Stored entries
- - -

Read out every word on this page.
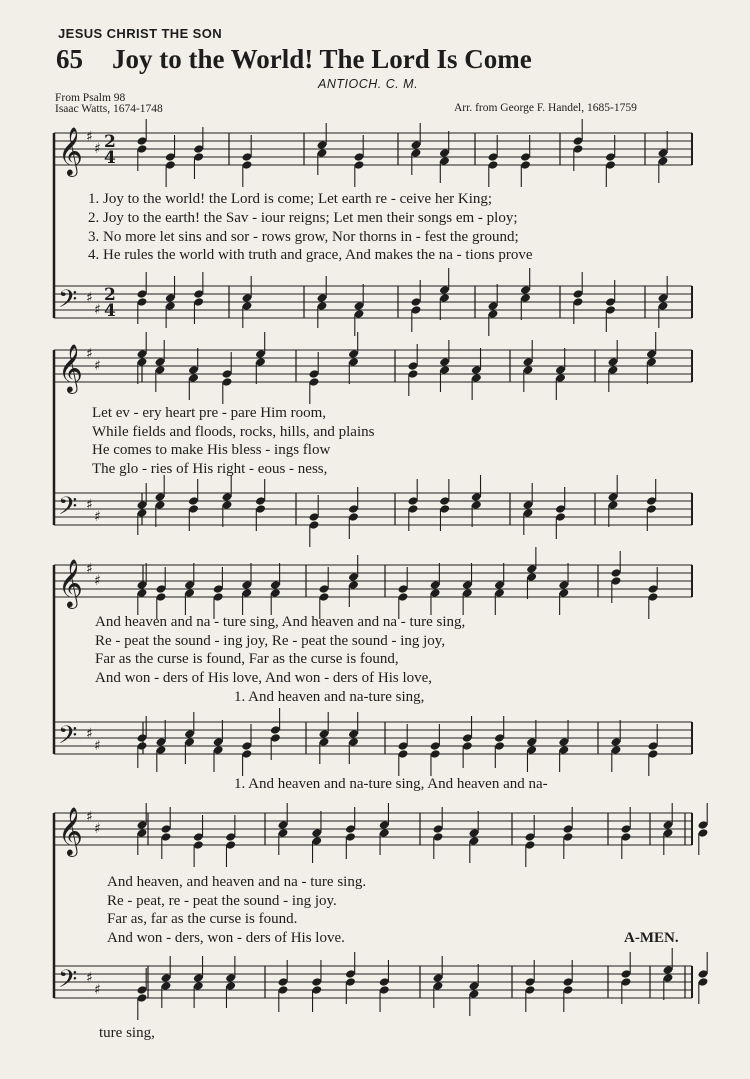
JESUS CHRIST THE SON
65 Joy to the World! The Lord Is Come
ANTIOCH. C. M.
From Psalm 98
Isaac Watts, 1674-1748	Arr. from George F. Handel, 1685-1759
𝄞
𝄢
♯
♯
♯
♯
2
2
4
4
𝄞
𝄢
♯
♯
♯
♯
𝄞
𝄢
♯
♯
♯
♯
𝄞
𝄢
♯
♯
♯
♯
1. Joy to the world! the Lord is come; Let earth re - ceive her King;
2. Joy to the earth! the Sav - iour reigns; Let men their songs em - ploy;
3. No more let sins and sor - rows grow, Nor thorns in - fest the ground;
4. He rules the world with truth and grace, And makes the na - tions prove
Let ev - ery heart pre - pare Him room,
While fields and floods, rocks, hills, and plains
He comes to make His bless - ings flow
The glo - ries of His right - eous - ness,
And heaven and na - ture sing, And heaven and na - ture sing,
Re - peat the sound - ing joy, Re - peat the sound - ing joy,
Far as the curse is found, Far as the curse is found,
And won - ders of His love, And won - ders of His love,
1. And heaven and na-ture sing,
1. And heaven and na-ture sing, And heaven and na-
And heaven, and heaven and na - ture sing.
Re - peat, re - peat the sound - ing joy.
Far as, far as the curse is found.
And won - ders, won - ders of His love.	A-MEN.
ture sing,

- - -

Task instructions:
Transcribe all the data word for word; the images stay out.

Task response:
Read out every word on this page.
JESUS CHRIST THE SON
65 Joy to the World! The Lord Is Come
ANTIOCH. C. M.
From Psalm 98
Isaac Watts, 1674-1748	Arr. from George F. Handel, 1685-1759
𝄞
𝄢
♯
♯
♯
♯
2
2
4
4
𝄞
𝄢
♯
♯
♯
♯
𝄞
𝄢
♯
♯
♯
♯
𝄞
𝄢
♯
♯
♯
♯
1. Joy to the world! the Lord is come; Let earth re - ceive her King;
2. Joy to the earth! the Sav - iour reigns; Let men their songs em - ploy;
3. No more let sins and sor - rows grow, Nor thorns in - fest the ground;
4. He rules the world with truth and grace, And makes the na - tions prove
Let ev - ery heart pre - pare Him room,
While fields and floods, rocks, hills, and plains
He comes to make His bless - ings flow
The glo - ries of His right - eous - ness,
And heaven and na - ture sing, And heaven and na - ture sing,
Re - peat the sound - ing joy, Re - peat the sound - ing joy,
Far as the curse is found, Far as the curse is found,
And won - ders of His love, And won - ders of His love,
1. And heaven and na-ture sing,
1. And heaven and na-ture sing, And heaven and na-
And heaven, and heaven and na - ture sing.
Re - peat, re - peat the sound - ing joy.
Far as, far as the curse is found.
And won - ders, won - ders of His love.	A-MEN.
ture sing,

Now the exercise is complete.